Start of Material shown

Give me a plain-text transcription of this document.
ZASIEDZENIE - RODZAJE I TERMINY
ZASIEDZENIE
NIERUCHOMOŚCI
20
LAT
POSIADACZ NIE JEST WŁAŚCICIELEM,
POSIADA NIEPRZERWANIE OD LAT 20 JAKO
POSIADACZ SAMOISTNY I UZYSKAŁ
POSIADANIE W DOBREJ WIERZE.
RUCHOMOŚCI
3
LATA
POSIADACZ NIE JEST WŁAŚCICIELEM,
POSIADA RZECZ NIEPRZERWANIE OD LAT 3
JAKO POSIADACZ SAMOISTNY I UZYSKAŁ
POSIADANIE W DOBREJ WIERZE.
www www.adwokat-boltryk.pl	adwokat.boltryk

End of Material shown
Start of Material shown

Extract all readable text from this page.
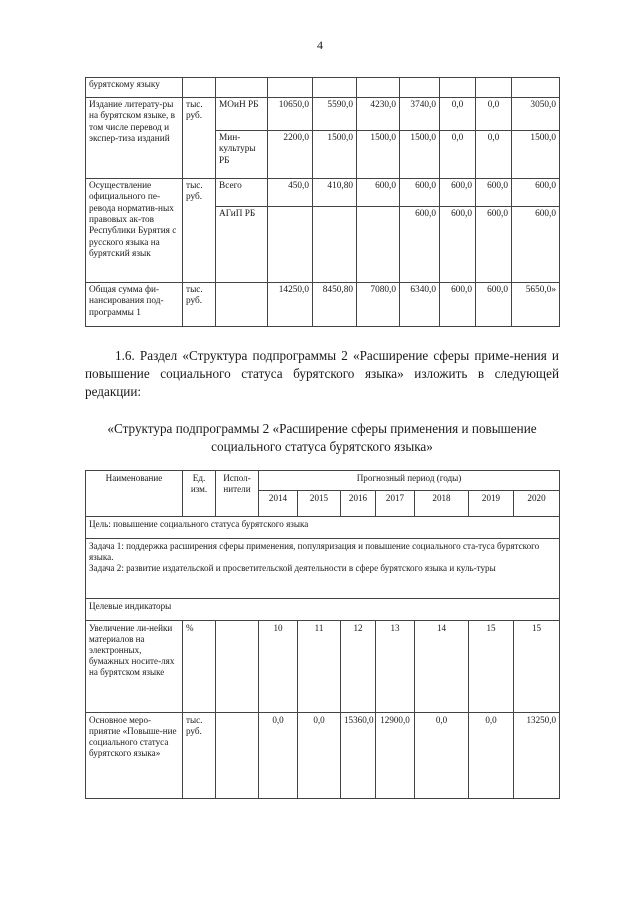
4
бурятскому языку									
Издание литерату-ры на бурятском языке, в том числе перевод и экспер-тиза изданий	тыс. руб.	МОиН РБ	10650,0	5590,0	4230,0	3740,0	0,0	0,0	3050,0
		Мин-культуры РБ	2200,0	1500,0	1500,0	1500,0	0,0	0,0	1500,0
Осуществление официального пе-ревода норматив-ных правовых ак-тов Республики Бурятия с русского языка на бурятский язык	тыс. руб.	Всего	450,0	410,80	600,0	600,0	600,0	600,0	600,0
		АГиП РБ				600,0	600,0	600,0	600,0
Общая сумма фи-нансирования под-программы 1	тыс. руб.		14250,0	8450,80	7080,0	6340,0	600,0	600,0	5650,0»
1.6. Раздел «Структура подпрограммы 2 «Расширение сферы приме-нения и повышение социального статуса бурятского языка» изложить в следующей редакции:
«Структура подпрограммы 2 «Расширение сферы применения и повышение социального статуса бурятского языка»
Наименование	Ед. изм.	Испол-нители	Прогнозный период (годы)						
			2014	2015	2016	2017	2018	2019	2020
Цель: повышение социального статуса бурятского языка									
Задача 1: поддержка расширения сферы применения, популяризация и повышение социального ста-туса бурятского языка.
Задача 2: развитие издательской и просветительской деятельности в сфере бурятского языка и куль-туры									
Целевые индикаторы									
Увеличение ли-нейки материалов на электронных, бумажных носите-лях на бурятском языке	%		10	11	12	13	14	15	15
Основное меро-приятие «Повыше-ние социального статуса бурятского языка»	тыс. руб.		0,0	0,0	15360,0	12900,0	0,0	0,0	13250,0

End of Material shown
Start of Material shown

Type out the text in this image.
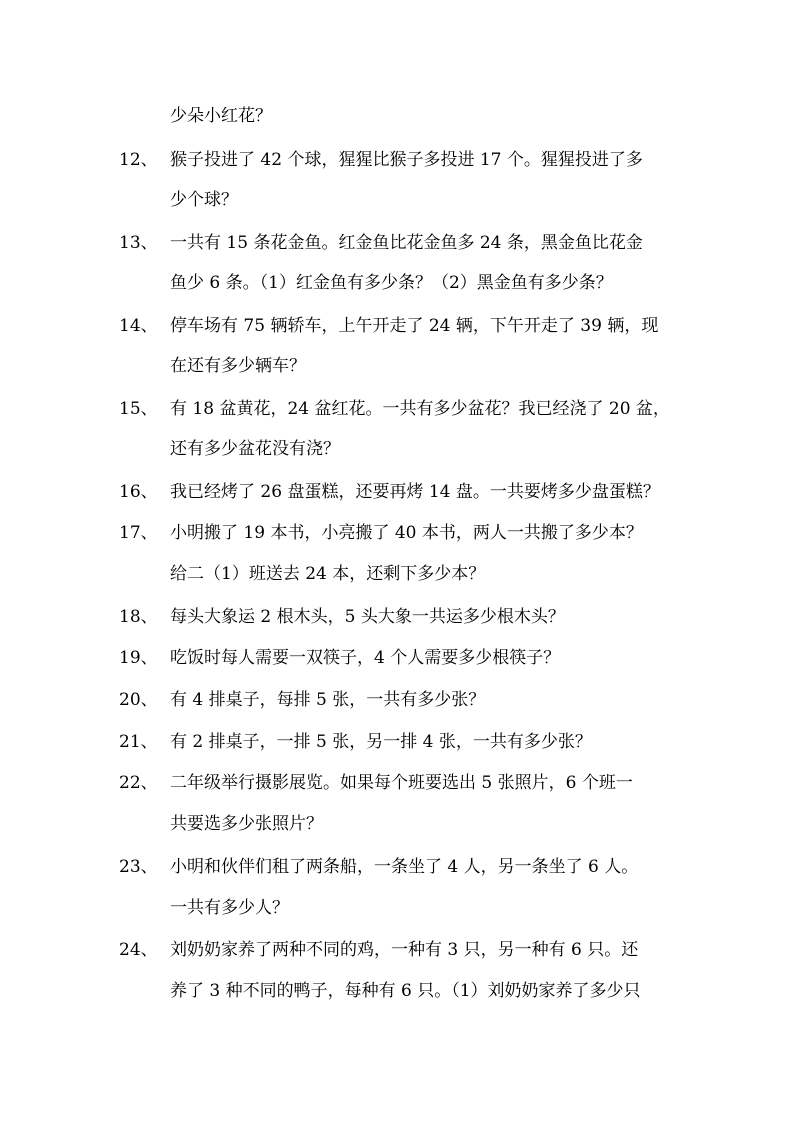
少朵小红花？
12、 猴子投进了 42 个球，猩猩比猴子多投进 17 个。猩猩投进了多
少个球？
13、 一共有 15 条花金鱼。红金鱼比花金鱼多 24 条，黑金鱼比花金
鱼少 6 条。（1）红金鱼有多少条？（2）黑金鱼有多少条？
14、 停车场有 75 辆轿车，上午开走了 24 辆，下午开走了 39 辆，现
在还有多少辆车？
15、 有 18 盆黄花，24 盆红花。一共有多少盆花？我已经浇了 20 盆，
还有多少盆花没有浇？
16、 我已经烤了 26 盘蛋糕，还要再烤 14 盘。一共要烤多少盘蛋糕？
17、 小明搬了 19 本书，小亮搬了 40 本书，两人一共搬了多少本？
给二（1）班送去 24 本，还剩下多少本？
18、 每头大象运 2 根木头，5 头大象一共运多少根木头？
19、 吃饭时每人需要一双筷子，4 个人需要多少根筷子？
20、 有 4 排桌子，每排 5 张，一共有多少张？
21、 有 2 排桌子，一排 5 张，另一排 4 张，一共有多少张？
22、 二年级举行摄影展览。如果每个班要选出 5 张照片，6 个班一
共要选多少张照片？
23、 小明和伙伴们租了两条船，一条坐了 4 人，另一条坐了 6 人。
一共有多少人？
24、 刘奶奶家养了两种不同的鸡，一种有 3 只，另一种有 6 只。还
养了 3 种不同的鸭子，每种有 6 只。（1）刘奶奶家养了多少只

End of Material shown

**Description of the task:** Copy each line of the preceding data that contains the string "бурятского".

**The solution:**
1.6. Раздел «Структура подпрограммы 2 «Расширение сферы приме-нения и повышение социального статуса бурятского языка» изложить в следующей редакции:
«Структура подпрограммы 2 «Расширение сферы применения и повышение социального статуса бурятского языка»
Цель: повышение социального статуса бурятского языка									
Задача 1: поддержка расширения сферы применения, популяризация и повышение социального ста-туса бурятского языка.
Задача 2: развитие издательской и просветительской деятельности в сфере бурятского языка и куль-туры									
Основное меро-приятие «Повыше-ние социального статуса бурятского языка»	тыс. руб.		0,0	0,0	15360,0	12900,0	0,0	0,0	13250,0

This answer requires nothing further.